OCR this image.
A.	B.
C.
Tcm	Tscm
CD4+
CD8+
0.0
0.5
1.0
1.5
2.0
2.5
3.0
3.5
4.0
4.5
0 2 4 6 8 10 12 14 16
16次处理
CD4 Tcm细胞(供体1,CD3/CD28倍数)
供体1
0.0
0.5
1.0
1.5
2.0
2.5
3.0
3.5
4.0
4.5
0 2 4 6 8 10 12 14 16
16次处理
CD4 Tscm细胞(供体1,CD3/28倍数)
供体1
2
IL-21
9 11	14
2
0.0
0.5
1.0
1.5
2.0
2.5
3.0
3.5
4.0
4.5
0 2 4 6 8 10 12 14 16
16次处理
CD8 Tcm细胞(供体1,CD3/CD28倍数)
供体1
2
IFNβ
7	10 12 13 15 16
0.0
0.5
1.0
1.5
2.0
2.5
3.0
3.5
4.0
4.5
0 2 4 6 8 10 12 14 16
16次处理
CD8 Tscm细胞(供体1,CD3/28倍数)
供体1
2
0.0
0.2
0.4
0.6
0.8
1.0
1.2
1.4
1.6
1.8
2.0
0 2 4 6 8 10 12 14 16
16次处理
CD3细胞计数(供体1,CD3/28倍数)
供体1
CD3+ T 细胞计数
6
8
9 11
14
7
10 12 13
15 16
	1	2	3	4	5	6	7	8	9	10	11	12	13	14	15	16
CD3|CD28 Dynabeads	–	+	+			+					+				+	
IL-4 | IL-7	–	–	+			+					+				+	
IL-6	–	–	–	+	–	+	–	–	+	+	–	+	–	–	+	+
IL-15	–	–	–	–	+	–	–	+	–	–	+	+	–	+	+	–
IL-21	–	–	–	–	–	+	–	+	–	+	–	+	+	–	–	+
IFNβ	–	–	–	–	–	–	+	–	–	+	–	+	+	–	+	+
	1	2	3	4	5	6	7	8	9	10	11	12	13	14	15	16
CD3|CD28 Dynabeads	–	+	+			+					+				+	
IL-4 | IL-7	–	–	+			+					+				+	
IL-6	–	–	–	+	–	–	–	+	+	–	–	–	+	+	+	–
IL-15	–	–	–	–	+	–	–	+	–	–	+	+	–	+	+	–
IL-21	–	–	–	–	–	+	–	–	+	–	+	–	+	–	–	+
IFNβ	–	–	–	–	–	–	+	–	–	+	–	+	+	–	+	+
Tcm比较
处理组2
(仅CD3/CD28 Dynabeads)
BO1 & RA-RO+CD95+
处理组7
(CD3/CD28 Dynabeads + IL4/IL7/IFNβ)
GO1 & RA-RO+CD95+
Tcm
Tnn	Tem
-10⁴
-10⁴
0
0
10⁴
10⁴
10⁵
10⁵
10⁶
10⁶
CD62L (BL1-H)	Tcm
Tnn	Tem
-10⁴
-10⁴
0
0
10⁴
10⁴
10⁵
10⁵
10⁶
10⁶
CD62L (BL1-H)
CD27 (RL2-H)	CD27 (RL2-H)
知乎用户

····················

Print all of the entries exactly as they are written.

OCR this image.
A.	B.
C.
Tcm	Tscm
CD4+
CD8+
0.0
0.5
1.0
1.5
2.0
2.5
3.0
3.5
4.0
4.5
0 2 4 6 8 10 12 14 16
16次处理
CD4 Tcm细胞(供体1,CD3/CD28倍数)
供体1
0.0
0.5
1.0
1.5
2.0
2.5
3.0
3.5
4.0
4.5
0 2 4 6 8 10 12 14 16
16次处理
CD4 Tscm细胞(供体1,CD3/28倍数)
供体1
2
IL-21
9 11	14
2
0.0
0.5
1.0
1.5
2.0
2.5
3.0
3.5
4.0
4.5
0 2 4 6 8 10 12 14 16
16次处理
CD8 Tcm细胞(供体1,CD3/CD28倍数)
供体1
2
IFNβ
7	10 12 13 15 16
0.0
0.5
1.0
1.5
2.0
2.5
3.0
3.5
4.0
4.5
0 2 4 6 8 10 12 14 16
16次处理
CD8 Tscm细胞(供体1,CD3/28倍数)
供体1
2
0.0
0.2
0.4
0.6
0.8
1.0
1.2
1.4
1.6
1.8
2.0
0 2 4 6 8 10 12 14 16
16次处理
CD3细胞计数(供体1,CD3/28倍数)
供体1
CD3+ T 细胞计数
6
8
9 11
14
7
10 12 13
15 16
	1	2	3	4	5	6	7	8	9	10	11	12	13	14	15	16
CD3|CD28 Dynabeads	–	+	+			+					+				+	
IL-4 | IL-7	–	–	+			+					+				+	
IL-6	–	–	–	+	–	+	–	–	+	+	–	+	–	–	+	+
IL-15	–	–	–	–	+	–	–	+	–	–	+	+	–	+	+	–
IL-21	–	–	–	–	–	+	–	+	–	+	–	+	+	–	–	+
IFNβ	–	–	–	–	–	–	+	–	–	+	–	+	+	–	+	+
	1	2	3	4	5	6	7	8	9	10	11	12	13	14	15	16
CD3|CD28 Dynabeads	–	+	+			+					+				+	
IL-4 | IL-7	–	–	+			+					+				+	
IL-6	–	–	–	+	–	–	–	+	+	–	–	–	+	+	+	–
IL-15	–	–	–	–	+	–	–	+	–	–	+	+	–	+	+	–
IL-21	–	–	–	–	–	+	–	–	+	–	+	–	+	–	–	+
IFNβ	–	–	–	–	–	–	+	–	–	+	–	+	+	–	+	+
Tcm比较
处理组2
(仅CD3/CD28 Dynabeads)
BO1 & RA-RO+CD95+
处理组7
(CD3/CD28 Dynabeads + IL4/IL7/IFNβ)
GO1 & RA-RO+CD95+
Tcm
Tnn	Tem
-10⁴
-10⁴
0
0
10⁴
10⁴
10⁵
10⁵
10⁶
10⁶
CD62L (BL1-H)	Tcm
Tnn	Tem
-10⁴
-10⁴
0
0
10⁴
10⁴
10⁵
10⁵
10⁶
10⁶
CD62L (BL1-H)
CD27 (RL2-H)	CD27 (RL2-H)
知乎用户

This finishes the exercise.